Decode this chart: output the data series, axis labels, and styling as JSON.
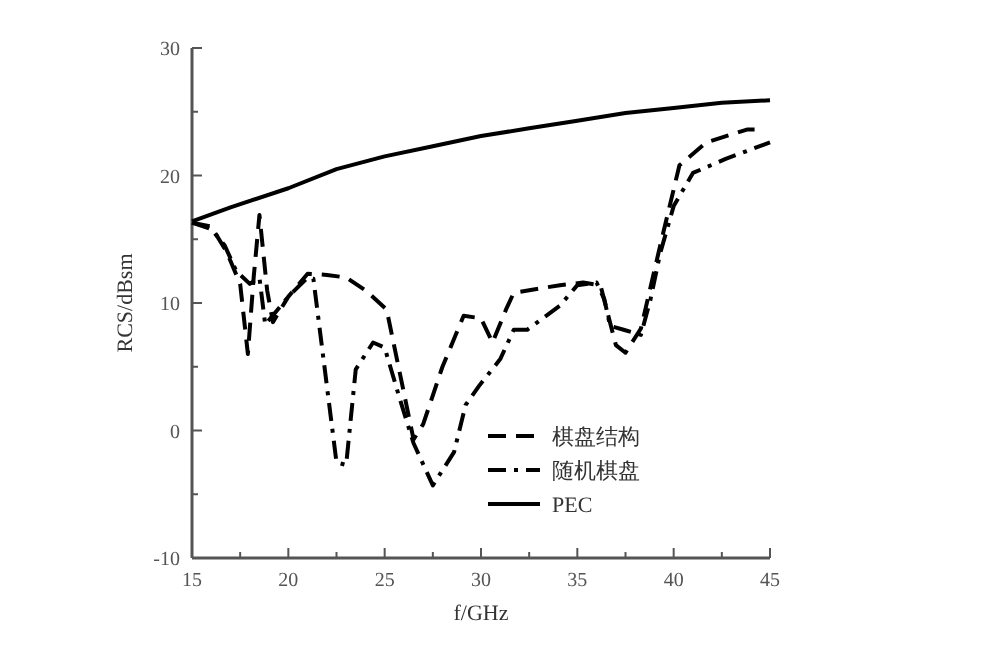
{
  "chart_data": {
    "type": "line",
    "xlabel": "f/GHz",
    "ylabel": "RCS/dBsm",
    "xlim": [
      15,
      45
    ],
    "ylim": [
      -10,
      30
    ],
    "xticks": [
      15,
      {
        "value": 17.5,
        "label": null
      },
      20,
      {
        "value": 22.5,
        "label": null
      },
      25,
      {
        "value": 27.5,
        "label": null
      },
      30,
      {
        "value": 32.5,
        "label": null
      },
      35,
      {
        "value": 37.5,
        "label": null
      },
      40,
      {
        "value": 42.5,
        "label": null
      },
      45
    ],
    "yticks": [
      -10,
      {
        "value": -5,
        "label": null
      },
      0,
      {
        "value": 5,
        "label": null
      },
      10,
      {
        "value": 15,
        "label": null
      },
      20,
      {
        "value": 25,
        "label": null
      },
      30
    ],
    "legend": "bottom right",
    "series": [
      {
        "name": "棋盘结构",
        "color": "#000000",
        "line_style": "dashed",
        "x": [
          15,
          16,
          16.8,
          17.5,
          17.9,
          18.2,
          18.5,
          18.9,
          19.2,
          20,
          21,
          22,
          23,
          24,
          25.1,
          26.5,
          27,
          28,
          29.1,
          30,
          30.6,
          31.3,
          31.7,
          34.1,
          35.3,
          36.2,
          37,
          37.5,
          38.3,
          39.3,
          40.3,
          41.7,
          43.8,
          44.2
        ],
        "values": [
          16.3,
          16,
          14,
          11.5,
          6,
          12,
          16.9,
          11,
          8.5,
          10.5,
          12.3,
          12.2,
          12,
          11,
          9.5,
          -0.7,
          0.5,
          5,
          9,
          8.8,
          6.9,
          9.5,
          10.8,
          11.4,
          11.6,
          11.4,
          6.7,
          6.1,
          8,
          14.5,
          20.8,
          22.6,
          23.6,
          23.6
        ]
      },
      {
        "name": "随机棋盘",
        "color": "#000000",
        "line_style": "dashdot",
        "x": [
          15,
          16,
          16.7,
          17.3,
          18,
          18.5,
          18.8,
          20,
          21,
          21.3,
          22.5,
          23,
          23.5,
          24.4,
          25,
          25.8,
          26.5,
          27.5,
          28.6,
          29.2,
          29.9,
          31,
          31.7,
          32.4,
          34.1,
          35,
          36,
          36.4,
          36.7,
          37.4,
          38.3,
          38.8,
          39.3,
          40,
          41,
          42.7,
          45
        ],
        "values": [
          16.3,
          15.8,
          14.5,
          12.5,
          11.5,
          12,
          8.3,
          10.5,
          12,
          11.9,
          -2.5,
          -2.7,
          4.8,
          6.9,
          6.5,
          2.4,
          -1,
          -4.3,
          -1.7,
          2,
          3.5,
          5.6,
          7.9,
          7.9,
          9.8,
          11.4,
          11.6,
          10.3,
          8.2,
          7.9,
          7.5,
          10.3,
          13.9,
          17.6,
          20.2,
          21.3,
          22.6
        ]
      },
      {
        "name": "PEC",
        "color": "#000000",
        "line_style": "solid",
        "x": [
          15,
          17,
          20,
          22.5,
          25,
          27.5,
          30,
          32.5,
          35,
          37.5,
          40,
          42.5,
          45
        ],
        "values": [
          16.4,
          17.5,
          19,
          20.5,
          21.5,
          22.3,
          23.1,
          23.7,
          24.3,
          24.9,
          25.3,
          25.7,
          25.9
        ]
      }
    ]
  }
}
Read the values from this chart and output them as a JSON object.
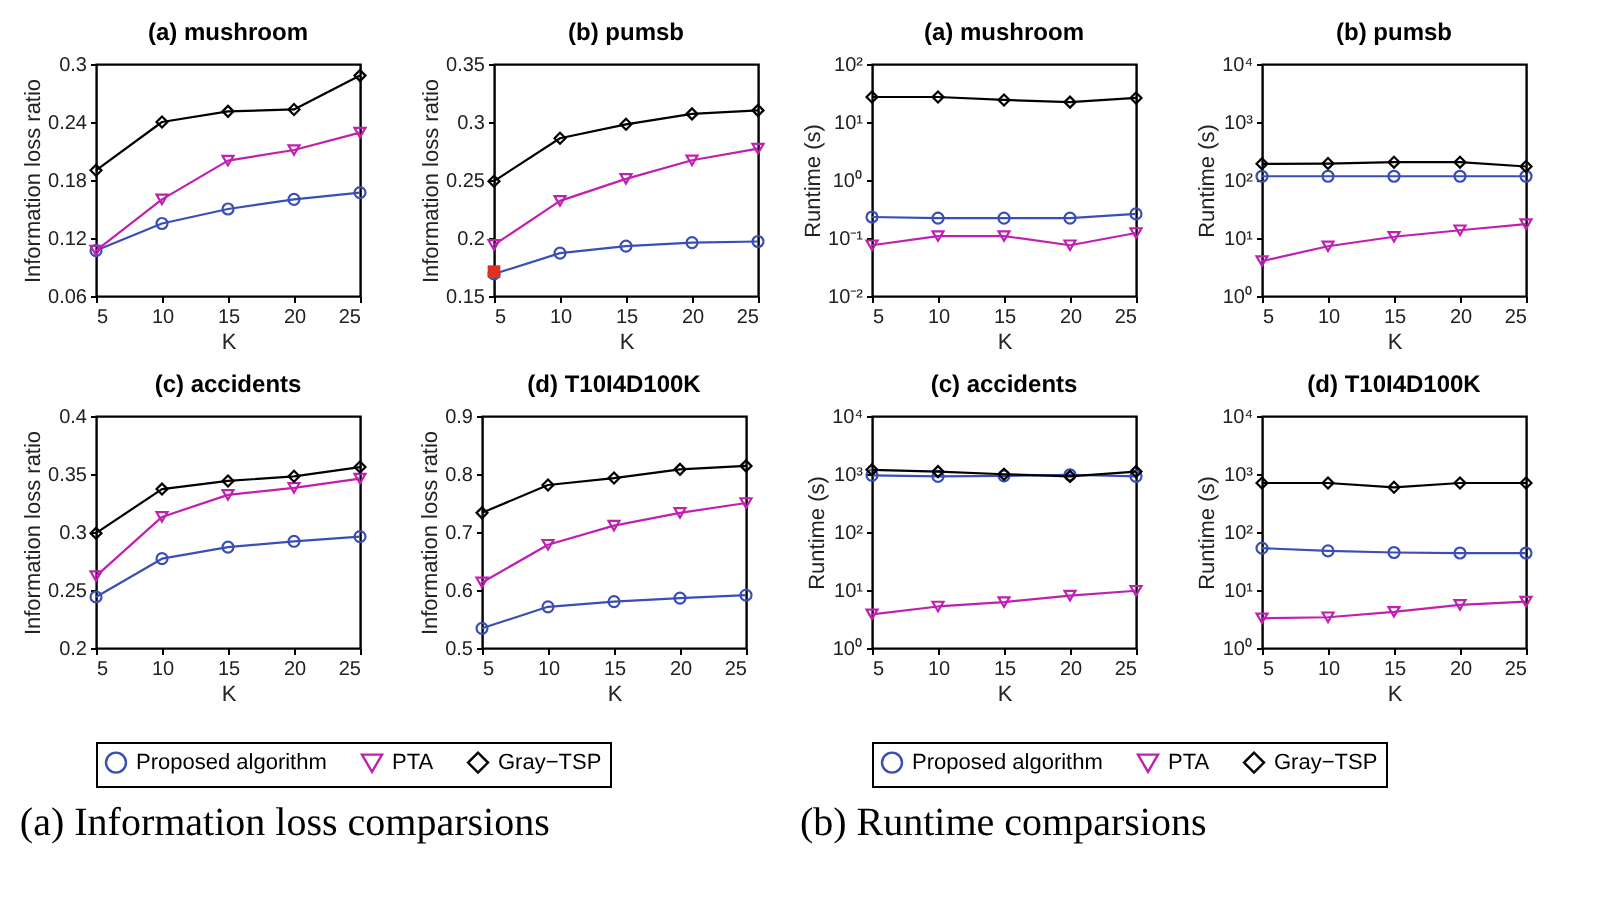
{
  "chart_data": [
    {
      "type": "line",
      "title": "(a) mushroom",
      "xlabel": "K",
      "ylabel": "Information loss ratio",
      "x": [
        5,
        10,
        15,
        20,
        25
      ],
      "xlim": [
        5,
        25
      ],
      "xticks": [
        5,
        10,
        15,
        20,
        25
      ],
      "ylim": [
        0.06,
        0.3
      ],
      "yticks": [
        0.06,
        0.12,
        0.18,
        0.24,
        0.3
      ],
      "legend": "bottom",
      "annotations": [
        "(a) Information loss comparsions"
      ],
      "series": [
        {
          "name": "Proposed algorithm",
          "color": "#3a4fb5",
          "marker": "circle",
          "values": [
            0.107,
            0.135,
            0.15,
            0.16,
            0.167
          ]
        },
        {
          "name": "PTA",
          "color": "#c020b0",
          "marker": "triangle",
          "values": [
            0.107,
            0.16,
            0.2,
            0.211,
            0.229
          ]
        },
        {
          "name": "Gray−TSP",
          "color": "#000000",
          "marker": "diamond",
          "values": [
            0.19,
            0.24,
            0.251,
            0.253,
            0.288
          ]
        }
      ]
    },
    {
      "type": "line",
      "title": "(b) pumsb",
      "xlabel": "K",
      "ylabel": "Information loss ratio",
      "x": [
        5,
        10,
        15,
        20,
        25
      ],
      "xlim": [
        5,
        25
      ],
      "xticks": [
        5,
        10,
        15,
        20,
        25
      ],
      "ylim": [
        0.15,
        0.35
      ],
      "yticks": [
        0.15,
        0.2,
        0.25,
        0.3,
        0.35
      ],
      "legend": "bottom",
      "series": [
        {
          "name": "Proposed algorithm",
          "color": "#3a4fb5",
          "marker": "circle",
          "values": [
            0.169,
            0.187,
            0.193,
            0.196,
            0.197
          ]
        },
        {
          "name": "PTA",
          "color": "#c020b0",
          "marker": "triangle",
          "values": [
            0.194,
            0.232,
            0.251,
            0.267,
            0.277
          ]
        },
        {
          "name": "Gray−TSP",
          "color": "#000000",
          "marker": "diamond",
          "values": [
            0.249,
            0.286,
            0.298,
            0.307,
            0.31
          ]
        },
        {
          "type": "scatter",
          "color": "#e03020",
          "marker": "square",
          "x": [
            5
          ],
          "values": [
            0.171
          ]
        }
      ]
    },
    {
      "type": "line",
      "title": "(c) accidents",
      "xlabel": "K",
      "ylabel": "Information loss ratio",
      "x": [
        5,
        10,
        15,
        20,
        25
      ],
      "xlim": [
        5,
        25
      ],
      "xticks": [
        5,
        10,
        15,
        20,
        25
      ],
      "ylim": [
        0.2,
        0.4
      ],
      "yticks": [
        0.2,
        0.25,
        0.3,
        0.35,
        0.4
      ],
      "legend": "bottom",
      "series": [
        {
          "name": "Proposed algorithm",
          "color": "#3a4fb5",
          "marker": "circle",
          "values": [
            0.244,
            0.277,
            0.287,
            0.292,
            0.296
          ]
        },
        {
          "name": "PTA",
          "color": "#c020b0",
          "marker": "triangle",
          "values": [
            0.262,
            0.313,
            0.332,
            0.338,
            0.346
          ]
        },
        {
          "name": "Gray−TSP",
          "color": "#000000",
          "marker": "diamond",
          "values": [
            0.299,
            0.337,
            0.344,
            0.348,
            0.356
          ]
        }
      ]
    },
    {
      "type": "line",
      "title": "(d) T10I4D100K",
      "xlabel": "K",
      "ylabel": "Information loss ratio",
      "x": [
        5,
        10,
        15,
        20,
        25
      ],
      "xlim": [
        5,
        25
      ],
      "xticks": [
        5,
        10,
        15,
        20,
        25
      ],
      "ylim": [
        0.5,
        0.9
      ],
      "yticks": [
        0.5,
        0.6,
        0.7,
        0.8,
        0.9
      ],
      "legend": "bottom",
      "series": [
        {
          "name": "Proposed algorithm",
          "color": "#3a4fb5",
          "marker": "circle",
          "values": [
            0.534,
            0.571,
            0.58,
            0.586,
            0.591
          ]
        },
        {
          "name": "PTA",
          "color": "#c020b0",
          "marker": "triangle",
          "values": [
            0.613,
            0.678,
            0.711,
            0.733,
            0.75
          ]
        },
        {
          "name": "Gray−TSP",
          "color": "#000000",
          "marker": "diamond",
          "values": [
            0.733,
            0.781,
            0.793,
            0.808,
            0.814
          ]
        }
      ]
    },
    {
      "type": "line",
      "title": "(a) mushroom",
      "xlabel": "K",
      "ylabel": "Runtime (s)",
      "log": "y",
      "x": [
        5,
        10,
        15,
        20,
        25
      ],
      "xlim": [
        5,
        25
      ],
      "xticks": [
        5,
        10,
        15,
        20,
        25
      ],
      "ylim": [
        0.01,
        100
      ],
      "yticks": [
        {
          "value": 0.01,
          "label": "10⁻²"
        },
        {
          "value": 0.1,
          "label": "10⁻¹"
        },
        {
          "value": 1,
          "label": "10⁰"
        },
        {
          "value": 10,
          "label": "10¹"
        },
        {
          "value": 100,
          "label": "10²"
        }
      ],
      "legend": "bottom",
      "annotations": [
        "(b) Runtime comparsions"
      ],
      "series": [
        {
          "name": "Proposed algorithm",
          "color": "#3a4fb5",
          "marker": "circle",
          "values": [
            0.23,
            0.22,
            0.22,
            0.22,
            0.26
          ]
        },
        {
          "name": "PTA",
          "color": "#c020b0",
          "marker": "triangle",
          "values": [
            0.075,
            0.108,
            0.108,
            0.075,
            0.122
          ]
        },
        {
          "name": "Gray−TSP",
          "color": "#000000",
          "marker": "diamond",
          "values": [
            27,
            27,
            24,
            22,
            26
          ]
        }
      ]
    },
    {
      "type": "line",
      "title": "(b) pumsb",
      "xlabel": "K",
      "ylabel": "Runtime (s)",
      "log": "y",
      "x": [
        5,
        10,
        15,
        20,
        25
      ],
      "xlim": [
        5,
        25
      ],
      "xticks": [
        5,
        10,
        15,
        20,
        25
      ],
      "ylim": [
        1,
        10000
      ],
      "yticks": [
        {
          "value": 1,
          "label": "10⁰"
        },
        {
          "value": 10,
          "label": "10¹"
        },
        {
          "value": 100,
          "label": "10²"
        },
        {
          "value": 1000,
          "label": "10³"
        },
        {
          "value": 10000,
          "label": "10⁴"
        }
      ],
      "legend": "bottom",
      "series": [
        {
          "name": "Proposed algorithm",
          "color": "#3a4fb5",
          "marker": "circle",
          "values": [
            116,
            116,
            116,
            116,
            116
          ]
        },
        {
          "name": "PTA",
          "color": "#c020b0",
          "marker": "triangle",
          "values": [
            4,
            7.2,
            10.5,
            13.6,
            17.3
          ]
        },
        {
          "name": "Gray−TSP",
          "color": "#000000",
          "marker": "diamond",
          "values": [
            190,
            192,
            203,
            203,
            171
          ]
        }
      ]
    },
    {
      "type": "line",
      "title": "(c) accidents",
      "xlabel": "K",
      "ylabel": "Runtime (s)",
      "log": "y",
      "x": [
        5,
        10,
        15,
        20,
        25
      ],
      "xlim": [
        5,
        25
      ],
      "xticks": [
        5,
        10,
        15,
        20,
        25
      ],
      "ylim": [
        1,
        10000
      ],
      "yticks": [
        {
          "value": 1,
          "label": "10⁰"
        },
        {
          "value": 10,
          "label": "10¹"
        },
        {
          "value": 100,
          "label": "10²"
        },
        {
          "value": 1000,
          "label": "10³"
        },
        {
          "value": 10000,
          "label": "10⁴"
        }
      ],
      "legend": "bottom",
      "series": [
        {
          "name": "Proposed algorithm",
          "color": "#3a4fb5",
          "marker": "circle",
          "values": [
            950,
            910,
            930,
            970,
            910
          ]
        },
        {
          "name": "PTA",
          "color": "#c020b0",
          "marker": "triangle",
          "values": [
            3.8,
            5.2,
            6.2,
            8,
            9.7
          ]
        },
        {
          "name": "Gray−TSP",
          "color": "#000000",
          "marker": "diamond",
          "values": [
            1180,
            1100,
            990,
            910,
            1100
          ]
        }
      ]
    },
    {
      "type": "line",
      "title": "(d) T10I4D100K",
      "xlabel": "K",
      "ylabel": "Runtime (s)",
      "log": "y",
      "x": [
        5,
        10,
        15,
        20,
        25
      ],
      "xlim": [
        5,
        25
      ],
      "xticks": [
        5,
        10,
        15,
        20,
        25
      ],
      "ylim": [
        1,
        10000
      ],
      "yticks": [
        {
          "value": 1,
          "label": "10⁰"
        },
        {
          "value": 10,
          "label": "10¹"
        },
        {
          "value": 100,
          "label": "10²"
        },
        {
          "value": 1000,
          "label": "10³"
        },
        {
          "value": 10000,
          "label": "10⁴"
        }
      ],
      "legend": "bottom",
      "series": [
        {
          "name": "Proposed algorithm",
          "color": "#3a4fb5",
          "marker": "circle",
          "values": [
            52.6,
            47.2,
            44.3,
            43.4,
            43.4
          ]
        },
        {
          "name": "PTA",
          "color": "#c020b0",
          "marker": "triangle",
          "values": [
            3.25,
            3.39,
            4.2,
            5.55,
            6.3
          ]
        },
        {
          "name": "Gray−TSP",
          "color": "#000000",
          "marker": "diamond",
          "values": [
            700,
            700,
            590,
            700,
            700
          ]
        }
      ]
    }
  ]
}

### EXERCISE DIRECTIONS
Pull out every line in the material above where "this" occurs.

### TASK OUTPUT
Decode this chart: output the data series, axis labels, and styling as JSON.
Read the values from this chart and output them as a JSON object.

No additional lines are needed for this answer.